### GIVEN PROBLEM
Pick up the piece below about the film Portrait of a Lady on Fire and continue it from its last sentence.

### EXTRACT PROVIDED
There’s something strange about Portrait of a Lady on Fire, the enlightenment era French-language romance set on an island off the coast of Brittany, and it took me a while to work out what it was.

It’s about three young women: Héloïse, a lonely debutante; Marianne, the bohemian artist hired by Héloïse’s mother to paint her portrait; and Sophie, the teenage housemaid who has found herself with an unwanted pregnancy.

Héloïse’s mother leaves, and for a few days, the trio get to live free of social expectations. Héloïse and Marianne start to navigate their sexual attraction to one another, as well as helping Sophie through several progressively grim attempts at a termination.

The thing that struck me, it turns out, is that there aren’t any men. This is a two-hour film in which there are no named male characters, and no man has more than a couple of minutes’ screen time.

### Element location listings
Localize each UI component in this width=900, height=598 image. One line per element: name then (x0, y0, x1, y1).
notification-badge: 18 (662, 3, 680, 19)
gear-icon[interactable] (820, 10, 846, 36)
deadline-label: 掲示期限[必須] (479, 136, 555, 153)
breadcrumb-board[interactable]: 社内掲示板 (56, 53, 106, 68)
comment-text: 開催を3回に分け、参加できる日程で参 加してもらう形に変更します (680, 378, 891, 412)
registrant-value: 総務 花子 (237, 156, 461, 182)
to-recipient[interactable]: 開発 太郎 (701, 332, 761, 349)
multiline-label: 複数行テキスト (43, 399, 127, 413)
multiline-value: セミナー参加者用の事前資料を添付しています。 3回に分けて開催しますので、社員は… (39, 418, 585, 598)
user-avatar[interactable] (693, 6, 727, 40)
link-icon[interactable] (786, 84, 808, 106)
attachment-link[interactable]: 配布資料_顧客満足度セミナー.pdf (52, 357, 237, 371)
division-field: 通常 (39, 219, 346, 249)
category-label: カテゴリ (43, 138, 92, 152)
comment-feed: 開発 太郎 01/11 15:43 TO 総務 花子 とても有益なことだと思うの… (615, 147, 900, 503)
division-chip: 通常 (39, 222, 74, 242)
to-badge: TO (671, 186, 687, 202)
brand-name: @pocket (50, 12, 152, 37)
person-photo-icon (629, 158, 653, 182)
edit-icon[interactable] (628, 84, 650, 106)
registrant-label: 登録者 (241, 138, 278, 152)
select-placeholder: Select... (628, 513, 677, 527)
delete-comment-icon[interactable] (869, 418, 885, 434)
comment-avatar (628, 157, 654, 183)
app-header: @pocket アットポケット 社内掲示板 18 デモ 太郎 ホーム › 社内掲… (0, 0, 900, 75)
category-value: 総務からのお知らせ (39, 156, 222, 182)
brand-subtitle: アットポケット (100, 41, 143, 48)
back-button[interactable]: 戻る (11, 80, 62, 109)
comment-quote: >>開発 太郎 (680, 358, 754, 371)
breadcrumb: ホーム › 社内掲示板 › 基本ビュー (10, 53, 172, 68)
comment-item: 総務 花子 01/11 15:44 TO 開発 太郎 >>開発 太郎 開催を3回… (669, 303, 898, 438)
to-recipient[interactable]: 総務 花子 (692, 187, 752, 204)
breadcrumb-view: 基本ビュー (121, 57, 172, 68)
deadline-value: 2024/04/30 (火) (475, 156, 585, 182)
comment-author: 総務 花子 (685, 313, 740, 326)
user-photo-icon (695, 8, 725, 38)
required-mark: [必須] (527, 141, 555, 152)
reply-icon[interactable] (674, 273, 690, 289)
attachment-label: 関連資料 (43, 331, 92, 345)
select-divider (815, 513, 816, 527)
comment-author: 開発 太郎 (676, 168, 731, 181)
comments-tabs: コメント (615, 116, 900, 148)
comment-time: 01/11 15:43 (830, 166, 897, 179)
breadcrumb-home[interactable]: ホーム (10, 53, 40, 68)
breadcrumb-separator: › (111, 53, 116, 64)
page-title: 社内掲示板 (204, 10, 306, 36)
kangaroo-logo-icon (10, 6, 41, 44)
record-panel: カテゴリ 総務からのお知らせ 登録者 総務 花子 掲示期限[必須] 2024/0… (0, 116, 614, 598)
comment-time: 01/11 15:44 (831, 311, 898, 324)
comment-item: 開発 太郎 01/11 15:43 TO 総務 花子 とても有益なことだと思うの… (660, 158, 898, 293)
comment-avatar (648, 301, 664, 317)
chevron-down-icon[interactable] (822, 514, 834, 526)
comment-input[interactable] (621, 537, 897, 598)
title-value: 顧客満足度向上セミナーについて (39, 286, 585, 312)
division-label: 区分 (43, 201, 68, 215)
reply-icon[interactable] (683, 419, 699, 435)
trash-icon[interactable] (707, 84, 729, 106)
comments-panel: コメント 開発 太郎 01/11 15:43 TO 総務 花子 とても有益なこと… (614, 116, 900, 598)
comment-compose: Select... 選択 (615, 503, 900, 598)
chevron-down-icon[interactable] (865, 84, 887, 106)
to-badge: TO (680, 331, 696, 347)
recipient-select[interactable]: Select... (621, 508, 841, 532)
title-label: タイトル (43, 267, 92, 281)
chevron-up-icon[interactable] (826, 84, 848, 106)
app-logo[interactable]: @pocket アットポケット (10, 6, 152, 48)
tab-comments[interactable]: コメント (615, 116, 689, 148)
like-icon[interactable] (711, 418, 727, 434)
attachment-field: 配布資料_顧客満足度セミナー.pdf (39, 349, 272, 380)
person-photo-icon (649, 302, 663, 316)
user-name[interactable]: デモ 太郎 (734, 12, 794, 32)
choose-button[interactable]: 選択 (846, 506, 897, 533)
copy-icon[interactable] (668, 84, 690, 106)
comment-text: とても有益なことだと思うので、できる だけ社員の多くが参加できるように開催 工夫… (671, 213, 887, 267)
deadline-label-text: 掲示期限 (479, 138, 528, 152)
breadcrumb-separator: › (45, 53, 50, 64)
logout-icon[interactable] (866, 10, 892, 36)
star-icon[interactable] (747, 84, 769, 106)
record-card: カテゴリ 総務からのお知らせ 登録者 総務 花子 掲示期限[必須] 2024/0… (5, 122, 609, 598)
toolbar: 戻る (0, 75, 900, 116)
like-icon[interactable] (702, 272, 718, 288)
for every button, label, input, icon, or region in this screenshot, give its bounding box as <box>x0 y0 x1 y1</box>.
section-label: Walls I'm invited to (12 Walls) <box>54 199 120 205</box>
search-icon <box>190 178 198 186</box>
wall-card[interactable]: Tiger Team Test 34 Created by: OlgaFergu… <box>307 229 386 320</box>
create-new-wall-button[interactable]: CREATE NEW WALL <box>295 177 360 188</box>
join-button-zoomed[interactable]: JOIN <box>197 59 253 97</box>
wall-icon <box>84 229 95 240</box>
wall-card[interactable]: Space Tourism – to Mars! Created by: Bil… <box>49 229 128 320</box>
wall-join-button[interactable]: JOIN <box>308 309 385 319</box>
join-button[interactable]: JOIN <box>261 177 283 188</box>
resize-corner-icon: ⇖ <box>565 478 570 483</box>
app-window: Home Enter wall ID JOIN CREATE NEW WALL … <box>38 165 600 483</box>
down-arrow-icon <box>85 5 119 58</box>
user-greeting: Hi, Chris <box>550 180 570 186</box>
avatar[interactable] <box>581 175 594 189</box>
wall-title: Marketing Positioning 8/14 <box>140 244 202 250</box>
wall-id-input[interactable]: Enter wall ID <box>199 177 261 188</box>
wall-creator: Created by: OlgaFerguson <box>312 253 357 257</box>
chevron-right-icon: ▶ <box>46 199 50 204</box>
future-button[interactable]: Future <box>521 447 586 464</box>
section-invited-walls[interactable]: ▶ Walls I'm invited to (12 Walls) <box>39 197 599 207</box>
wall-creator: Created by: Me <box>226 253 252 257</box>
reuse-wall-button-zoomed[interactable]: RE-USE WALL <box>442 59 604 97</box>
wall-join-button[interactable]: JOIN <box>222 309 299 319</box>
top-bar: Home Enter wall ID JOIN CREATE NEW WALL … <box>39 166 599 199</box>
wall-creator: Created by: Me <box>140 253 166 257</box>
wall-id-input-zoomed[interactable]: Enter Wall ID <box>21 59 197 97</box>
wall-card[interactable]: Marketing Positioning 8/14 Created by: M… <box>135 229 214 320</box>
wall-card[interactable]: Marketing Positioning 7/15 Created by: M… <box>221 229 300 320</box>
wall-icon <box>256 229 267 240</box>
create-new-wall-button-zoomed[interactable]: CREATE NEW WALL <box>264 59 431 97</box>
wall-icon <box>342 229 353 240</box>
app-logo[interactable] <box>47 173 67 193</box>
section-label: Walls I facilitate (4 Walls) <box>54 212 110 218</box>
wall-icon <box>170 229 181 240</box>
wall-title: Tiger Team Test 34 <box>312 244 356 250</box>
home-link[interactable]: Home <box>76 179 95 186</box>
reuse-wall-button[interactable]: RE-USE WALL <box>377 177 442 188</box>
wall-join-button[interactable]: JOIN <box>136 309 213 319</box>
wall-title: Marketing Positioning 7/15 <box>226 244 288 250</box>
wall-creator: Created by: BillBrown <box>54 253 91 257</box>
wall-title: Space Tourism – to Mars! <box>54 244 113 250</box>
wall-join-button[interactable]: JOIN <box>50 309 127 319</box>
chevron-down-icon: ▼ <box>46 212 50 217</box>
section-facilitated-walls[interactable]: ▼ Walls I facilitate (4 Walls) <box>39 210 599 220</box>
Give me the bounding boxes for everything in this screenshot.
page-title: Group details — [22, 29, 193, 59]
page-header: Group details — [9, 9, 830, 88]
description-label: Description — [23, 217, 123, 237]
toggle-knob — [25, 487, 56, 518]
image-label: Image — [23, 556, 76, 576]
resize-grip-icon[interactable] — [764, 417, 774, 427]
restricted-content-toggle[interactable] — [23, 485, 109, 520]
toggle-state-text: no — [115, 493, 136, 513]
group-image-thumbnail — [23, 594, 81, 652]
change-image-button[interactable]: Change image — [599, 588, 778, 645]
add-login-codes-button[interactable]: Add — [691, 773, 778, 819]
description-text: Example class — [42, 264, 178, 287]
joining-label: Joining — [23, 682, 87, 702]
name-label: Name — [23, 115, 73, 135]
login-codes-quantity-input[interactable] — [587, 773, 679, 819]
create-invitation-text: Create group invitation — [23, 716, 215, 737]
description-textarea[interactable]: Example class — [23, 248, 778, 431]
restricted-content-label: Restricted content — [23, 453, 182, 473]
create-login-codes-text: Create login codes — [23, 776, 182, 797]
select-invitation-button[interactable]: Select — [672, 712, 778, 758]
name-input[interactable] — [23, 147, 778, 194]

### EXERCISE RESULT
There are only the ghosts of off-screen men – Héloïse’s prospective husband who will be sent her portrait to make sure he likes the look of her; the unknown man who got Sophie into her predicament; the all-male Parisian art establishment in which Marianne has to exhibit her work under her father’s name, or not exhibit it at all.

It’s this female focus that stops it feeling like a fusty, bosom-heaving period piece (although some bosoms are heaved). Instead, it feels revolutionary.

Sure, the central romance in Portrait of a Lady on Fire is between two women, but this isn’t just a lesbian love story. It’s an exploration of relationships between women in all their forms, something that’s become director Céline Sciamma’s trademark, most notably in 2014’s Girlhood, in which she charts the coming-of-age of modern-day French-African teenagers in a down-at-heel Parisian neighbourhood.

It’s sexy, but not gratuitous – and apparently not sexy enough for the French (Sciamma said in an interview that, unlike everyone else, her native audience ‘don’t find the film hot’).

This is a period piece for the modern day, and it’s brilliant.